(WHAT THIS TASK INVOLVES): Tally the lines that include "document". Output the number only.

(DATA LINES):
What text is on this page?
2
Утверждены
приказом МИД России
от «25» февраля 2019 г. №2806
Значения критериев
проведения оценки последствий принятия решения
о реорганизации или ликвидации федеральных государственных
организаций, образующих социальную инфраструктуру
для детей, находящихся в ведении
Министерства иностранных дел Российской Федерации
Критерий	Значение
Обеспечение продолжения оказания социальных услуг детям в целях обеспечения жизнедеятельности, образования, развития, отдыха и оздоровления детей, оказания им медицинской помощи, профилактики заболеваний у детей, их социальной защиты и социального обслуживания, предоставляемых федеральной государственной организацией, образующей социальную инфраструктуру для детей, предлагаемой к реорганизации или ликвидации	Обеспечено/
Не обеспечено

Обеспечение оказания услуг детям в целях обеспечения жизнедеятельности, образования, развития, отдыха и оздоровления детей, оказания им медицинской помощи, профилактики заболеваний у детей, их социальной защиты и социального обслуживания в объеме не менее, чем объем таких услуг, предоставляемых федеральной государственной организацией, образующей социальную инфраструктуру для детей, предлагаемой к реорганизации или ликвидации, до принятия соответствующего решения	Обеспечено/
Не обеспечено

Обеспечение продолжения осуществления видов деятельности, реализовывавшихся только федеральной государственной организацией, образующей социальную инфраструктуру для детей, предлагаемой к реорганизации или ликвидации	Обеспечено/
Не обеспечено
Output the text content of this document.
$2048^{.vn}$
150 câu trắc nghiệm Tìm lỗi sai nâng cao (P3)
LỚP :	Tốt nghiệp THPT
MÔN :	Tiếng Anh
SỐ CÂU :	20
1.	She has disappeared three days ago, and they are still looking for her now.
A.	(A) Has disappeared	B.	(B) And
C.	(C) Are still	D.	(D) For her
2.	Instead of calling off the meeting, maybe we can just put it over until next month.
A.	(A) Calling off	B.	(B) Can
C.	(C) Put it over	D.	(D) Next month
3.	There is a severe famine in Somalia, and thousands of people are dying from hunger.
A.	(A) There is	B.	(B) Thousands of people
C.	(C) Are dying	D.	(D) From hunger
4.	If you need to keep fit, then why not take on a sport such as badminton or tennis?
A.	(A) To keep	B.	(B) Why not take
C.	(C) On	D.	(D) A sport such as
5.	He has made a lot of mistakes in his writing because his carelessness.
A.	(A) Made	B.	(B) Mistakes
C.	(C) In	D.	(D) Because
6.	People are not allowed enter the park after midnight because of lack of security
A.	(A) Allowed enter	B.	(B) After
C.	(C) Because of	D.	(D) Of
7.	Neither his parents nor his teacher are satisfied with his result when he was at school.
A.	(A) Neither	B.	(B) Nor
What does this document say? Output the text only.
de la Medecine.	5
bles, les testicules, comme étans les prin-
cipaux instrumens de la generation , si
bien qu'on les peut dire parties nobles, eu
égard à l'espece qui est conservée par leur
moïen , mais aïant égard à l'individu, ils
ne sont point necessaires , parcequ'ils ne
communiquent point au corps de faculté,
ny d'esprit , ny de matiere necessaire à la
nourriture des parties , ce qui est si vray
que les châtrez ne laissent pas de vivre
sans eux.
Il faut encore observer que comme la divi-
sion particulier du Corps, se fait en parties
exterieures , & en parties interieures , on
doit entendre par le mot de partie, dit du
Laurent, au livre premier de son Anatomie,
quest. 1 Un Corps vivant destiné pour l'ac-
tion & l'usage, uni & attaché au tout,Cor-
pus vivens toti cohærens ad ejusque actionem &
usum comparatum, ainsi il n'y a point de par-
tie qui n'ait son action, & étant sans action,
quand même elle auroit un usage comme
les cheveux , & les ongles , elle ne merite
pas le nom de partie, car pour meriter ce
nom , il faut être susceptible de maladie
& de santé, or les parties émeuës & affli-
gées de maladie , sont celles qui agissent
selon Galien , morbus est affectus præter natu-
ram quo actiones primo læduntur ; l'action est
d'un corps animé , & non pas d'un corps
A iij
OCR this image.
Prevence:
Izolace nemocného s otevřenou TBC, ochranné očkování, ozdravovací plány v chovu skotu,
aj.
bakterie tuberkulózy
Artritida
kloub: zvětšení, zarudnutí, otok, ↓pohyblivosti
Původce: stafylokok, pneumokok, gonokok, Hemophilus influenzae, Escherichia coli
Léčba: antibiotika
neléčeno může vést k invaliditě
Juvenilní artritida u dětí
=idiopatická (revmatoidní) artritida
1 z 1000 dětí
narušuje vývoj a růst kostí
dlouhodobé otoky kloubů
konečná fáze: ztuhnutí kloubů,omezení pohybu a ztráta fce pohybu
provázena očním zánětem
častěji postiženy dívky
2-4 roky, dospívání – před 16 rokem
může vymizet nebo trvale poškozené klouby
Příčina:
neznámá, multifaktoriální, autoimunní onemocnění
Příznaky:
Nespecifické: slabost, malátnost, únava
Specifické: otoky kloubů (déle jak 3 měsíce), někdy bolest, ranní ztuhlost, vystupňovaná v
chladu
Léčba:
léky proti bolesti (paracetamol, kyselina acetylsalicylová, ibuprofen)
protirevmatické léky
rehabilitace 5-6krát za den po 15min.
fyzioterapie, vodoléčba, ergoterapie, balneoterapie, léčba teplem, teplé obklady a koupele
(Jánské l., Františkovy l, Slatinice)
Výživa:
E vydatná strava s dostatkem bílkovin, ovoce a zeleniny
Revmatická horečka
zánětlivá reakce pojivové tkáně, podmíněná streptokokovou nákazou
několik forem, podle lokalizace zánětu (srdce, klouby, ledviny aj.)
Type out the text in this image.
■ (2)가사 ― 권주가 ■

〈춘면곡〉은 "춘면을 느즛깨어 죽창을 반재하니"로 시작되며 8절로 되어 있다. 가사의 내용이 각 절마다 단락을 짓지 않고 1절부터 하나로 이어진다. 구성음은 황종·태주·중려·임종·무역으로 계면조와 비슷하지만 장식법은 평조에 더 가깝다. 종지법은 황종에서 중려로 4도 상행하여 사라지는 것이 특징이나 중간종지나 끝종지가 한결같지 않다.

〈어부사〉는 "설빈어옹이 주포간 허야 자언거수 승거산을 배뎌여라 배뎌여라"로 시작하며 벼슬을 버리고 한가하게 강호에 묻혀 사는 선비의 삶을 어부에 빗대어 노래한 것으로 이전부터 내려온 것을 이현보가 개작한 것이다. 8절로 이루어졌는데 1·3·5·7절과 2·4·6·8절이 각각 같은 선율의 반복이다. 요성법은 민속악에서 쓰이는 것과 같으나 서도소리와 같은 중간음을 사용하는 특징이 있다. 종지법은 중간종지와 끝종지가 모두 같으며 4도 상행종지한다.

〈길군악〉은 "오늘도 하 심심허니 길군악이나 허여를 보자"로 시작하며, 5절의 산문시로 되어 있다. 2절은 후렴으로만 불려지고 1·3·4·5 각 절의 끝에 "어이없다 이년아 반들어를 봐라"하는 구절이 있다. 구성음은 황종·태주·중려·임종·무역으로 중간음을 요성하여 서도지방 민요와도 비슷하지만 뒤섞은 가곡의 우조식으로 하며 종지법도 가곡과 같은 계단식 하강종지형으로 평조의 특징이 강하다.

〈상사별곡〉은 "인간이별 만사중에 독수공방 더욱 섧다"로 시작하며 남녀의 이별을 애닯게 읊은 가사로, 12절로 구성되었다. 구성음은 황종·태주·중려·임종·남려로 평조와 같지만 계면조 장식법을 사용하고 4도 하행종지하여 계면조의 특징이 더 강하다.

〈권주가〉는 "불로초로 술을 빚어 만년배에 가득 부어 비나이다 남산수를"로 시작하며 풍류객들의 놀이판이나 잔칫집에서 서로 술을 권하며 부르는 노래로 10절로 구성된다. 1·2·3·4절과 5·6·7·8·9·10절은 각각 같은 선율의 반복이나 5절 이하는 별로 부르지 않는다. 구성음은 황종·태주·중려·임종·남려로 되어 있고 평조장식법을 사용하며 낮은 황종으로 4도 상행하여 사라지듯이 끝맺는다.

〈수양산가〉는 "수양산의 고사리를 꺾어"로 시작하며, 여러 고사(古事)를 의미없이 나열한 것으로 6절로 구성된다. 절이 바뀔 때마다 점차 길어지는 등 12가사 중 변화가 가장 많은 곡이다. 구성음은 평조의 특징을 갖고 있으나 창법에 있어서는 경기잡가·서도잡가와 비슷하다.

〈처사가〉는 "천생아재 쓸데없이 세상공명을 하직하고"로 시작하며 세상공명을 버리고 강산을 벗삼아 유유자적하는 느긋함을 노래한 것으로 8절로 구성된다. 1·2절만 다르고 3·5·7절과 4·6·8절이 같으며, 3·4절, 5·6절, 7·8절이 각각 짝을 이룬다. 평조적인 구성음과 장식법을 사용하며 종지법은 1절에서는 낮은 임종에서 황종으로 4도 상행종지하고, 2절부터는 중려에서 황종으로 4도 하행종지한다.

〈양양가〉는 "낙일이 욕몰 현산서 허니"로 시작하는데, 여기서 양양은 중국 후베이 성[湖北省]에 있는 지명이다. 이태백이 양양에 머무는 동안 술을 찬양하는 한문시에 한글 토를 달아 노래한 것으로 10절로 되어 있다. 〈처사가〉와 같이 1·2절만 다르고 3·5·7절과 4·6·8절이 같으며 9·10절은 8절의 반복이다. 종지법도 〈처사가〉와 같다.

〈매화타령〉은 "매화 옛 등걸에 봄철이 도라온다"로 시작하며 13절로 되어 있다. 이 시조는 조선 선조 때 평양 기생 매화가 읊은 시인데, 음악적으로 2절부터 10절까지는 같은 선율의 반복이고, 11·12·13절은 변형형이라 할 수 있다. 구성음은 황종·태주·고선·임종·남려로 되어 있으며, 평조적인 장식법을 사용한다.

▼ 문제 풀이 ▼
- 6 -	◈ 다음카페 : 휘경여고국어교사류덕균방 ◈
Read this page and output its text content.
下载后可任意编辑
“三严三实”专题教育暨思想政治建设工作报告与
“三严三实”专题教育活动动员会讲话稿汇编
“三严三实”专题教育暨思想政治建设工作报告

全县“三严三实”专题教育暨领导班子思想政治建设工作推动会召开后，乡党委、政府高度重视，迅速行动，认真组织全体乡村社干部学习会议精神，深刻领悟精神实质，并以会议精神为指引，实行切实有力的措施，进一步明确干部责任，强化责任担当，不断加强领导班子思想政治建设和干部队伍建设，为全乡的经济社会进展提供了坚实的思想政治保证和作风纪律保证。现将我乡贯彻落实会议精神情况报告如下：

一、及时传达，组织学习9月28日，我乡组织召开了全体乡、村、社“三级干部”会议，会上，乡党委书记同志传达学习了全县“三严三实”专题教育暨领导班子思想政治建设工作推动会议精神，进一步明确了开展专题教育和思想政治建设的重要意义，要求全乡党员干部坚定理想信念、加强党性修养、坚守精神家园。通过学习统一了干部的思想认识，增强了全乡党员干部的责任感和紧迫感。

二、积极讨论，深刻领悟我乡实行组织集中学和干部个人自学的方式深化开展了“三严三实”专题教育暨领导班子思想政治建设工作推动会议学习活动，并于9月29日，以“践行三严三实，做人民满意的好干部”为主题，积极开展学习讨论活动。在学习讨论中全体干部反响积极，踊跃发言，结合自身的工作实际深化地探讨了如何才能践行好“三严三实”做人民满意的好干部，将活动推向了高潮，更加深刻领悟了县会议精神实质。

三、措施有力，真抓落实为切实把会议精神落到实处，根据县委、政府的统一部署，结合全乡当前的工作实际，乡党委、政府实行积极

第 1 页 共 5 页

(RESPONSE): 2